▶ [Your task] Print the records again, character for character.

▶ [The records]

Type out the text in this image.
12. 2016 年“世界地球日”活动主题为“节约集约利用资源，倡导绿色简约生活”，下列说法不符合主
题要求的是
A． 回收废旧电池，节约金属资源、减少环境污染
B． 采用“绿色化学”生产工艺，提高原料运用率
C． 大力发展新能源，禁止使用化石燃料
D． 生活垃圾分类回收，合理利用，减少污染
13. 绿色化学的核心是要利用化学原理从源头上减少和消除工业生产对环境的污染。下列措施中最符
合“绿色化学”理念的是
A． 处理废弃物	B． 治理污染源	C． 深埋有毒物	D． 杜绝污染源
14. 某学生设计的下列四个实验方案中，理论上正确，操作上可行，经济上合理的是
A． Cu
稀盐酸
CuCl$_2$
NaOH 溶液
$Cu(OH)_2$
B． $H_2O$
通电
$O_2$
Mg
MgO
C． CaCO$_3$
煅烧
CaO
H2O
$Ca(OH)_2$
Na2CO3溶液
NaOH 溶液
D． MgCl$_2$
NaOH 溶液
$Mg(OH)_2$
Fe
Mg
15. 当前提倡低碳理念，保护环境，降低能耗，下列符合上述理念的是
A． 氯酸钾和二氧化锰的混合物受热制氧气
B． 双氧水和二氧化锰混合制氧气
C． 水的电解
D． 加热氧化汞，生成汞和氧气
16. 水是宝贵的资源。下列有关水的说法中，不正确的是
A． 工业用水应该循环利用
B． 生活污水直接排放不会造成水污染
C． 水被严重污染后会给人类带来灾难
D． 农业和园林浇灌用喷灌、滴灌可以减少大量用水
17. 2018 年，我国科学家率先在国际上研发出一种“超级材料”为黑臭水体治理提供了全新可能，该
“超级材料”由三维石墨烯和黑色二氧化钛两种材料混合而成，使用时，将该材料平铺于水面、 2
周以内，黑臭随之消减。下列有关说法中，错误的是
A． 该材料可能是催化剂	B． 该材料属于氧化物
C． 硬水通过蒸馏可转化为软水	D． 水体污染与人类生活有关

▶ [Result of the exercise]
Type out the text in this image.
12. 2016 年“世界地球日”活动主题为“节约集约利用资源，倡导绿色简约生活”，下列说法不符合主
题要求的是
A． 回收废旧电池，节约金属资源、减少环境污染
B． 采用“绿色化学”生产工艺，提高原料运用率
C． 大力发展新能源，禁止使用化石燃料
D． 生活垃圾分类回收，合理利用，减少污染
13. 绿色化学的核心是要利用化学原理从源头上减少和消除工业生产对环境的污染。下列措施中最符
合“绿色化学”理念的是
A． 处理废弃物	B． 治理污染源	C． 深埋有毒物	D． 杜绝污染源
14. 某学生设计的下列四个实验方案中，理论上正确，操作上可行，经济上合理的是
A． Cu
稀盐酸
CuCl$_2$
NaOH 溶液
$Cu(OH)_2$
B． $H_2O$
通电
$O_2$
Mg
MgO
C． CaCO$_3$
煅烧
CaO
H2O
$Ca(OH)_2$
Na2CO3溶液
NaOH 溶液
D． MgCl$_2$
NaOH 溶液
$Mg(OH)_2$
Fe
Mg
15. 当前提倡低碳理念，保护环境，降低能耗，下列符合上述理念的是
A． 氯酸钾和二氧化锰的混合物受热制氧气
B． 双氧水和二氧化锰混合制氧气
C． 水的电解
D． 加热氧化汞，生成汞和氧气
16. 水是宝贵的资源。下列有关水的说法中，不正确的是
A． 工业用水应该循环利用
B． 生活污水直接排放不会造成水污染
C． 水被严重污染后会给人类带来灾难
D． 农业和园林浇灌用喷灌、滴灌可以减少大量用水
17. 2018 年，我国科学家率先在国际上研发出一种“超级材料”为黑臭水体治理提供了全新可能，该
“超级材料”由三维石墨烯和黑色二氧化钛两种材料混合而成，使用时，将该材料平铺于水面、 2
周以内，黑臭随之消减。下列有关说法中，错误的是
A． 该材料可能是催化剂	B． 该材料属于氧化物
C． 硬水通过蒸馏可转化为软水	D． 水体污染与人类生活有关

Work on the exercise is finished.